GOAL> Copy every line of the data in which the word "levels" occurs.

RECORDS FOR THIS TASK>
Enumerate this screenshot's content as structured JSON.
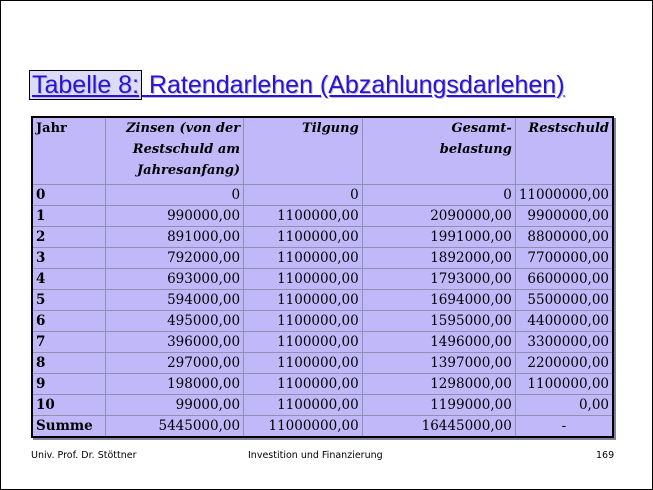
{
  "title": {
    "label": "Tabelle 8:",
    "text": " Ratendarlehen (Abzahlungsdarlehen)"
  },
  "table": {
    "headers": [
      "Jahr",
      "Zinsen (von der Restschuld am Jahresanfang)",
      "Tilgung",
      "Gesamt- belastung",
      "Restschuld"
    ],
    "rows": [
      [
        "0",
        "0",
        "0",
        "0",
        "11000000,00"
      ],
      [
        "1",
        "990000,00",
        "1100000,00",
        "2090000,00",
        "9900000,00"
      ],
      [
        "2",
        "891000,00",
        "1100000,00",
        "1991000,00",
        "8800000,00"
      ],
      [
        "3",
        "792000,00",
        "1100000,00",
        "1892000,00",
        "7700000,00"
      ],
      [
        "4",
        "693000,00",
        "1100000,00",
        "1793000,00",
        "6600000,00"
      ],
      [
        "5",
        "594000,00",
        "1100000,00",
        "1694000,00",
        "5500000,00"
      ],
      [
        "6",
        "495000,00",
        "1100000,00",
        "1595000,00",
        "4400000,00"
      ],
      [
        "7",
        "396000,00",
        "1100000,00",
        "1496000,00",
        "3300000,00"
      ],
      [
        "8",
        "297000,00",
        "1100000,00",
        "1397000,00",
        "2200000,00"
      ],
      [
        "9",
        "198000,00",
        "1100000,00",
        "1298000,00",
        "1100000,00"
      ],
      [
        "10",
        "99000,00",
        "1100000,00",
        "1199000,00",
        "0,00"
      ],
      [
        "Summe",
        "5445000,00",
        "11000000,00",
        "16445000,00",
        "-"
      ]
    ]
  },
  "footer": {
    "author": "Univ. Prof. Dr. Stöttner",
    "course": "Investition und Finanzierung",
    "page": "169"
  },
  "colors": {
    "title": "#2a12d8",
    "table_bg": "#c0b8f8"
  }
}
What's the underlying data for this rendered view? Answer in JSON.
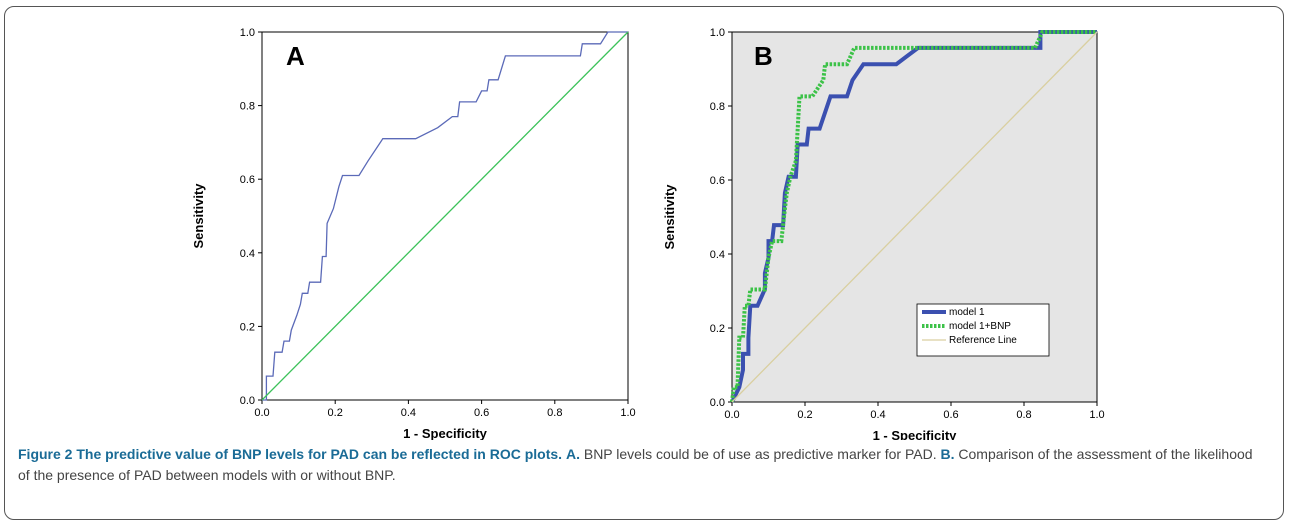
{
  "chart_data": [
    {
      "type": "line",
      "panel_label": "A",
      "xlabel": "1 - Specificity",
      "ylabel": "Sensitivity",
      "xlim": [
        0,
        1
      ],
      "ylim": [
        0,
        1
      ],
      "x_ticks": [
        "0.0",
        "0.2",
        "0.4",
        "0.6",
        "0.8",
        "1.0"
      ],
      "y_ticks": [
        "0.0",
        "0.2",
        "0.4",
        "0.6",
        "0.8",
        "1.0"
      ],
      "background": "#ffffff",
      "series": [
        {
          "color": "#5b6ab8",
          "points": [
            [
              0,
              0
            ],
            [
              0.012,
              0
            ],
            [
              0.012,
              0.065
            ],
            [
              0.03,
              0.065
            ],
            [
              0.035,
              0.13
            ],
            [
              0.055,
              0.13
            ],
            [
              0.06,
              0.16
            ],
            [
              0.075,
              0.16
            ],
            [
              0.08,
              0.19
            ],
            [
              0.095,
              0.23
            ],
            [
              0.105,
              0.26
            ],
            [
              0.11,
              0.29
            ],
            [
              0.125,
              0.29
            ],
            [
              0.13,
              0.32
            ],
            [
              0.16,
              0.32
            ],
            [
              0.165,
              0.39
            ],
            [
              0.175,
              0.39
            ],
            [
              0.178,
              0.48
            ],
            [
              0.195,
              0.52
            ],
            [
              0.21,
              0.58
            ],
            [
              0.22,
              0.61
            ],
            [
              0.265,
              0.61
            ],
            [
              0.29,
              0.65
            ],
            [
              0.33,
              0.71
            ],
            [
              0.42,
              0.71
            ],
            [
              0.48,
              0.74
            ],
            [
              0.52,
              0.77
            ],
            [
              0.535,
              0.77
            ],
            [
              0.54,
              0.81
            ],
            [
              0.585,
              0.81
            ],
            [
              0.6,
              0.84
            ],
            [
              0.615,
              0.84
            ],
            [
              0.62,
              0.87
            ],
            [
              0.645,
              0.87
            ],
            [
              0.665,
              0.935
            ],
            [
              0.87,
              0.935
            ],
            [
              0.875,
              0.968
            ],
            [
              0.925,
              0.968
            ],
            [
              0.945,
              1.0
            ],
            [
              1.0,
              1.0
            ]
          ]
        },
        {
          "color": "#3cc25a",
          "points": [
            [
              0,
              0
            ],
            [
              1,
              1
            ]
          ]
        }
      ]
    },
    {
      "type": "line",
      "panel_label": "B",
      "xlabel": "1 - Specificity",
      "ylabel": "Sensitivity",
      "xlim": [
        0,
        1
      ],
      "ylim": [
        0,
        1
      ],
      "x_ticks": [
        "0.0",
        "0.2",
        "0.4",
        "0.6",
        "0.8",
        "1.0"
      ],
      "y_ticks": [
        "0.0",
        "0.2",
        "0.4",
        "0.6",
        "0.8",
        "1.0"
      ],
      "background": "#e5e5e5",
      "legend_placement": "bottom-right",
      "series": [
        {
          "name": "model 1",
          "color": "#3b50b0",
          "dash": "solid",
          "points": [
            [
              0,
              0
            ],
            [
              0.02,
              0.04
            ],
            [
              0.03,
              0.087
            ],
            [
              0.03,
              0.13
            ],
            [
              0.045,
              0.13
            ],
            [
              0.045,
              0.174
            ],
            [
              0.05,
              0.26
            ],
            [
              0.07,
              0.26
            ],
            [
              0.09,
              0.305
            ],
            [
              0.09,
              0.348
            ],
            [
              0.1,
              0.39
            ],
            [
              0.1,
              0.435
            ],
            [
              0.11,
              0.435
            ],
            [
              0.115,
              0.478
            ],
            [
              0.14,
              0.478
            ],
            [
              0.145,
              0.565
            ],
            [
              0.155,
              0.609
            ],
            [
              0.175,
              0.609
            ],
            [
              0.18,
              0.696
            ],
            [
              0.205,
              0.696
            ],
            [
              0.21,
              0.739
            ],
            [
              0.24,
              0.739
            ],
            [
              0.27,
              0.826
            ],
            [
              0.315,
              0.826
            ],
            [
              0.33,
              0.87
            ],
            [
              0.36,
              0.913
            ],
            [
              0.45,
              0.913
            ],
            [
              0.48,
              0.935
            ],
            [
              0.51,
              0.957
            ],
            [
              0.535,
              0.957
            ],
            [
              0.545,
              0.957
            ],
            [
              0.845,
              0.957
            ],
            [
              0.845,
              1.0
            ],
            [
              1.0,
              1.0
            ]
          ]
        },
        {
          "name": "model 1+BNP",
          "color": "#3cc248",
          "dash": "dotted",
          "points": [
            [
              0,
              0
            ],
            [
              0.005,
              0.04
            ],
            [
              0.015,
              0.04
            ],
            [
              0.02,
              0.174
            ],
            [
              0.03,
              0.174
            ],
            [
              0.035,
              0.26
            ],
            [
              0.045,
              0.26
            ],
            [
              0.05,
              0.304
            ],
            [
              0.09,
              0.304
            ],
            [
              0.1,
              0.39
            ],
            [
              0.11,
              0.435
            ],
            [
              0.125,
              0.435
            ],
            [
              0.135,
              0.435
            ],
            [
              0.14,
              0.478
            ],
            [
              0.145,
              0.522
            ],
            [
              0.15,
              0.565
            ],
            [
              0.16,
              0.609
            ],
            [
              0.175,
              0.652
            ],
            [
              0.185,
              0.826
            ],
            [
              0.21,
              0.826
            ],
            [
              0.22,
              0.826
            ],
            [
              0.25,
              0.87
            ],
            [
              0.255,
              0.913
            ],
            [
              0.315,
              0.913
            ],
            [
              0.335,
              0.957
            ],
            [
              0.54,
              0.957
            ],
            [
              0.83,
              0.957
            ],
            [
              0.84,
              0.978
            ],
            [
              0.85,
              1.0
            ],
            [
              1.0,
              1.0
            ]
          ]
        },
        {
          "name": "Reference Line",
          "color": "#d9cfa0",
          "dash": "solid",
          "points": [
            [
              0,
              0
            ],
            [
              1,
              1
            ]
          ]
        }
      ]
    }
  ],
  "caption": {
    "title": "Figure 2 The predictive value of BNP levels for PAD can be reflected in ROC plots.",
    "a_label": "A.",
    "a_text": "BNP levels could be of use as predictive marker for PAD.",
    "b_label": "B.",
    "b_text": "Comparison of the assessment of the likelihood of the presence of PAD between models with or without BNP."
  }
}
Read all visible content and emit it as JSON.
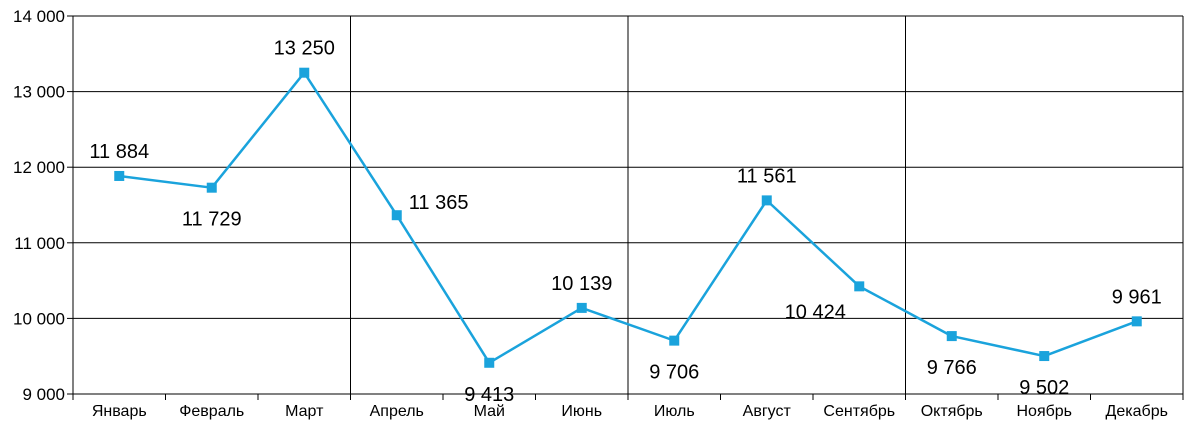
{
  "chart_data": {
    "type": "line",
    "title": "",
    "xlabel": "",
    "ylabel": "",
    "categories": [
      "Январь",
      "Февраль",
      "Март",
      "Апрель",
      "Май",
      "Июнь",
      "Июль",
      "Август",
      "Сентябрь",
      "Октябрь",
      "Ноябрь",
      "Декабрь"
    ],
    "values": [
      11884,
      11729,
      13250,
      11365,
      9413,
      10139,
      9706,
      11561,
      10424,
      9766,
      9502,
      9961
    ],
    "data_labels": [
      "11 884",
      "11 729",
      "13 250",
      "11 365",
      "9 413",
      "10 139",
      "9 706",
      "11 561",
      "10 424",
      "9 766",
      "9 502",
      "9 961"
    ],
    "ylim": [
      9000,
      14000
    ],
    "yticks": [
      9000,
      10000,
      11000,
      12000,
      13000,
      14000
    ],
    "ytick_labels": [
      "9 000",
      "10 000",
      "11 000",
      "12 000",
      "13 000",
      "14 000"
    ],
    "grid": "horizontal lines plus vertical lines every 3 months",
    "legend": "none",
    "colors": {
      "line": "#1aa3dc",
      "marker": "#1aa3dc",
      "grid": "#000000"
    }
  }
}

COMPLETE ANSWER>
    "title": "Figure 2 The predictive value of BNP levels for PAD can be reflected in ROC plots.",
    "a_text": "BNP levels could be of use as predictive marker for PAD.",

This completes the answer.